**DATA SUPPLIED**
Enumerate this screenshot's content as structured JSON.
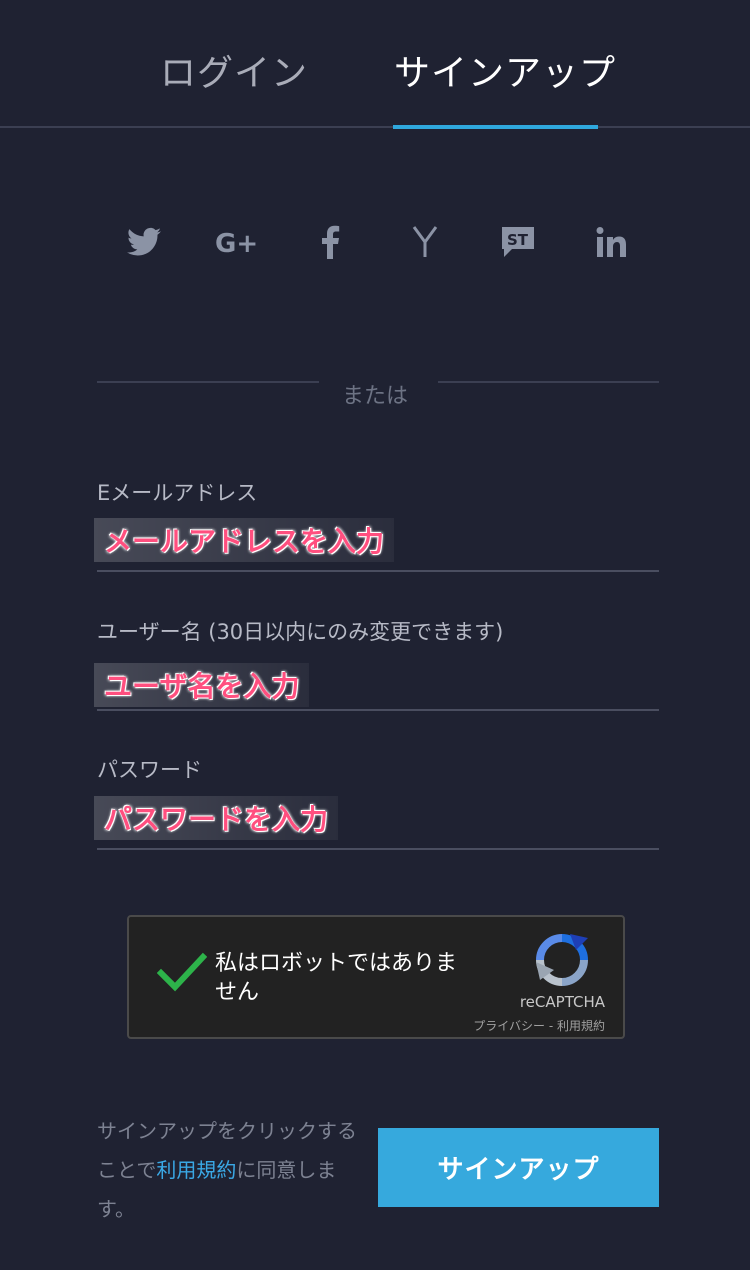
{
  "tabs": {
    "login": "ログイン",
    "signup": "サインアップ"
  },
  "social": [
    "twitter-icon",
    "google-plus-icon",
    "facebook-icon",
    "yahoo-icon",
    "st-icon",
    "linkedin-icon"
  ],
  "divider_text": "または",
  "form": {
    "email_label": "Eメールアドレス",
    "email_hint": "メールアドレスを入力",
    "username_label": "ユーザー名 (30日以内にのみ変更できます)",
    "username_hint": "ユーザ名を入力",
    "password_label": "パスワード",
    "password_hint": "パスワードを入力"
  },
  "captcha": {
    "text": "私はロボットではありません",
    "brand": "reCAPTCHA",
    "links": "プライバシー - 利用規約"
  },
  "footer": {
    "agree_prefix": "サインアップをクリックすることで",
    "terms_link": "利用規約",
    "agree_suffix": "に同意します。",
    "signup_button": "サインアップ"
  },
  "colors": {
    "background": "#1f2232",
    "accent": "#36a9dd",
    "highlight": "#ff4f7f"
  }
}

**TASK INSTRUCTIONS**
Repeat each entry exactly as given; no pictures belong in the copy.

**ANSWER TO THIS PROBLEM**
Enumerate this screenshot's content as structured JSON.
{
  "tabs": {
    "login": "ログイン",
    "signup": "サインアップ"
  },
  "social": [
    "twitter-icon",
    "google-plus-icon",
    "facebook-icon",
    "yahoo-icon",
    "st-icon",
    "linkedin-icon"
  ],
  "divider_text": "または",
  "form": {
    "email_label": "Eメールアドレス",
    "email_hint": "メールアドレスを入力",
    "username_label": "ユーザー名 (30日以内にのみ変更できます)",
    "username_hint": "ユーザ名を入力",
    "password_label": "パスワード",
    "password_hint": "パスワードを入力"
  },
  "captcha": {
    "text": "私はロボットではありません",
    "brand": "reCAPTCHA",
    "links": "プライバシー - 利用規約"
  },
  "footer": {
    "agree_prefix": "サインアップをクリックすることで",
    "terms_link": "利用規約",
    "agree_suffix": "に同意します。",
    "signup_button": "サインアップ"
  },
  "colors": {
    "background": "#1f2232",
    "accent": "#36a9dd",
    "highlight": "#ff4f7f"
  }
}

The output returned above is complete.